▶ _Task to complete_: Lines from the one containing "Convert this screenshot" through the last line of the records below need to be repeated exactly; nothing else, and no pictures.

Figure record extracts
====

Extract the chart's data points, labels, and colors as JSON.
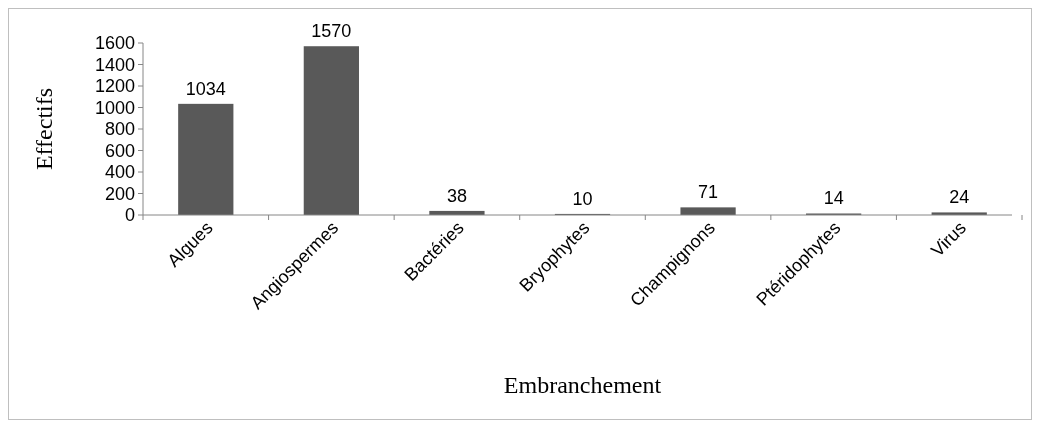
{
  "chart_data": {
    "type": "bar",
    "xlabel": "Embranchement",
    "ylabel": "Effectifs",
    "categories": [
      "Algues",
      "Angiospermes",
      "Bactéries",
      "Bryophytes",
      "Champignons",
      "Ptéridophytes",
      "Virus"
    ],
    "values": [
      1034,
      1570,
      38,
      10,
      71,
      14,
      24
    ],
    "color": "#595959",
    "ylim": [
      0,
      1600
    ],
    "yticks": [
      0,
      200,
      400,
      600,
      800,
      1000,
      1200,
      1400,
      1600
    ],
    "data_labels": true
  }
}
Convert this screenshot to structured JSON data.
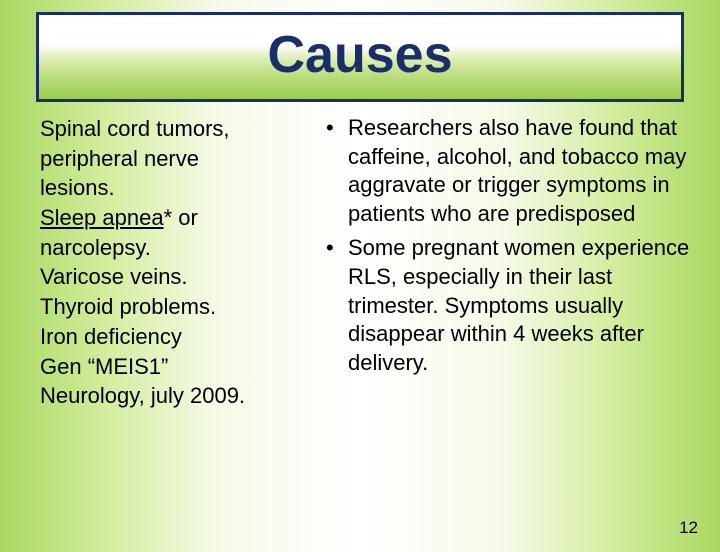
{
  "title": "Causes",
  "left": {
    "line1": "Spinal cord tumors,",
    "line2": "peripheral nerve",
    "line3": "lesions.",
    "sleep_apnea": "Sleep apnea",
    "asterisk_or": "* or",
    "line5": "narcolepsy.",
    "line6": "Varicose veins.",
    "line7": "Thyroid problems.",
    "line8": " Iron deficiency",
    "line9": "Gen “MEIS1”",
    "line10": "Neurology, july 2009."
  },
  "right": {
    "bullet1": "Researchers also have found that caffeine, alcohol, and tobacco may aggravate or trigger symptoms in patients who are predisposed",
    "bullet2": "Some pregnant women experience RLS, especially in their last trimester. Symptoms usually disappear within 4 weeks after delivery."
  },
  "page_number": "12"
}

====

▶ _Finished exercise_:
Convert this screenshot to structured JSON data.
{
  "title": "Causes",
  "left": {
    "line1": "Spinal cord tumors,",
    "line2": "peripheral nerve",
    "line3": "lesions.",
    "sleep_apnea": "Sleep apnea",
    "asterisk_or": "* or",
    "line5": "narcolepsy.",
    "line6": "Varicose veins.",
    "line7": "Thyroid problems.",
    "line8": " Iron deficiency",
    "line9": "Gen “MEIS1”",
    "line10": "Neurology, july 2009."
  },
  "right": {
    "bullet1": "Researchers also have found that caffeine, alcohol, and tobacco may aggravate or trigger symptoms in patients who are predisposed",
    "bullet2": "Some pregnant women experience RLS, especially in their last trimester. Symptoms usually disappear within 4 weeks after delivery."
  },
  "page_number": "12"
}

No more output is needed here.